▶ [ENTRIES SHOWN]
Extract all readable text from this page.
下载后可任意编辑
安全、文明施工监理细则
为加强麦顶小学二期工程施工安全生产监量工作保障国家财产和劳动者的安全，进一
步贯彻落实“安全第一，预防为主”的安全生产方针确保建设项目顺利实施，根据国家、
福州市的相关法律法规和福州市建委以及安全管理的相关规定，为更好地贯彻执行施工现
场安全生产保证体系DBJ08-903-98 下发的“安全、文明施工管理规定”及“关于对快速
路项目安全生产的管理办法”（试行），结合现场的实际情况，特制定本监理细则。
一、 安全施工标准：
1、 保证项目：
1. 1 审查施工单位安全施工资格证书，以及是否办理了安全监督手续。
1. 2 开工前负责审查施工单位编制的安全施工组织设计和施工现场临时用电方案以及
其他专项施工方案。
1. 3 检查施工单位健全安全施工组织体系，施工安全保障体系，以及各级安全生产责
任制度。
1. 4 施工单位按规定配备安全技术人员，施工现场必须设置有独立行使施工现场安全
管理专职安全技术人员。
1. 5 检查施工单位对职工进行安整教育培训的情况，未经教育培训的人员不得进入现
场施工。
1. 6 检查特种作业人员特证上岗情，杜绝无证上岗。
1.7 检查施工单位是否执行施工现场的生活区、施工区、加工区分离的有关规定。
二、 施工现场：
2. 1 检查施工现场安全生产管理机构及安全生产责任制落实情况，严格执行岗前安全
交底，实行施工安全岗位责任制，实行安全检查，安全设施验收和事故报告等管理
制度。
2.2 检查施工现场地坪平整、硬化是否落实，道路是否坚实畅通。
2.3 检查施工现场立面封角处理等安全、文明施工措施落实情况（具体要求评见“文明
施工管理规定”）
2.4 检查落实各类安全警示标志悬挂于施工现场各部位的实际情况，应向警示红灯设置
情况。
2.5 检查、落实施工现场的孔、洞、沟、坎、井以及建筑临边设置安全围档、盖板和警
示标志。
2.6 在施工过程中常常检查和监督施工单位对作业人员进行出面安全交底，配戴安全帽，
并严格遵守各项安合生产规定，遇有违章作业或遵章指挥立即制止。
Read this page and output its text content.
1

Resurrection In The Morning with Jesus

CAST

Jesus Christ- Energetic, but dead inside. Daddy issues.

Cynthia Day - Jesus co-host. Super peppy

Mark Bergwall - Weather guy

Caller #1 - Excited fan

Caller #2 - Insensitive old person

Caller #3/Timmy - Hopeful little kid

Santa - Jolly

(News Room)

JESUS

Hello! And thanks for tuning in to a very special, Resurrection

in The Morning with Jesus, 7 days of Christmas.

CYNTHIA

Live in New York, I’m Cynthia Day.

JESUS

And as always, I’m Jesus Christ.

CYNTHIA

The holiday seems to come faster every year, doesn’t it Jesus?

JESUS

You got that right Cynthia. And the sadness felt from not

▶ [WHAT THE TASK ASKS] Repeat all entries. Match them exactly.

▶ [EXERCISE RESULT]
Extract all readable text from this page.
下载后可任意编辑
安全、文明施工监理细则
为加强麦顶小学二期工程施工安全生产监量工作保障国家财产和劳动者的安全，进一
步贯彻落实“安全第一，预防为主”的安全生产方针确保建设项目顺利实施，根据国家、
福州市的相关法律法规和福州市建委以及安全管理的相关规定，为更好地贯彻执行施工现
场安全生产保证体系DBJ08-903-98 下发的“安全、文明施工管理规定”及“关于对快速
路项目安全生产的管理办法”（试行），结合现场的实际情况，特制定本监理细则。
一、 安全施工标准：
1、 保证项目：
1. 1 审查施工单位安全施工资格证书，以及是否办理了安全监督手续。
1. 2 开工前负责审查施工单位编制的安全施工组织设计和施工现场临时用电方案以及
其他专项施工方案。
1. 3 检查施工单位健全安全施工组织体系，施工安全保障体系，以及各级安全生产责
任制度。
1. 4 施工单位按规定配备安全技术人员，施工现场必须设置有独立行使施工现场安全
管理专职安全技术人员。
1. 5 检查施工单位对职工进行安整教育培训的情况，未经教育培训的人员不得进入现
场施工。
1. 6 检查特种作业人员特证上岗情，杜绝无证上岗。
1.7 检查施工单位是否执行施工现场的生活区、施工区、加工区分离的有关规定。
二、 施工现场：
2. 1 检查施工现场安全生产管理机构及安全生产责任制落实情况，严格执行岗前安全
交底，实行施工安全岗位责任制，实行安全检查，安全设施验收和事故报告等管理
制度。
2.2 检查施工现场地坪平整、硬化是否落实，道路是否坚实畅通。
2.3 检查施工现场立面封角处理等安全、文明施工措施落实情况（具体要求评见“文明
施工管理规定”）
2.4 检查落实各类安全警示标志悬挂于施工现场各部位的实际情况，应向警示红灯设置
情况。
2.5 检查、落实施工现场的孔、洞、沟、坎、井以及建筑临边设置安全围档、盖板和警
示标志。
2.6 在施工过程中常常检查和监督施工单位对作业人员进行出面安全交底，配戴安全帽，
并严格遵守各项安合生产规定，遇有违章作业或遵章指挥立即制止。
Read this page and output its text content.
1

Resurrection In The Morning with Jesus

CAST

Jesus Christ- Energetic, but dead inside. Daddy issues.

Cynthia Day - Jesus co-host. Super peppy

Mark Bergwall - Weather guy

Caller #1 - Excited fan

Caller #2 - Insensitive old person

Caller #3/Timmy - Hopeful little kid

Santa - Jolly

(News Room)

JESUS

Hello! And thanks for tuning in to a very special, Resurrection

in The Morning with Jesus, 7 days of Christmas.

CYNTHIA

Live in New York, I’m Cynthia Day.

JESUS

And as always, I’m Jesus Christ.

CYNTHIA

The holiday seems to come faster every year, doesn’t it Jesus?

JESUS

You got that right Cynthia. And the sadness felt from not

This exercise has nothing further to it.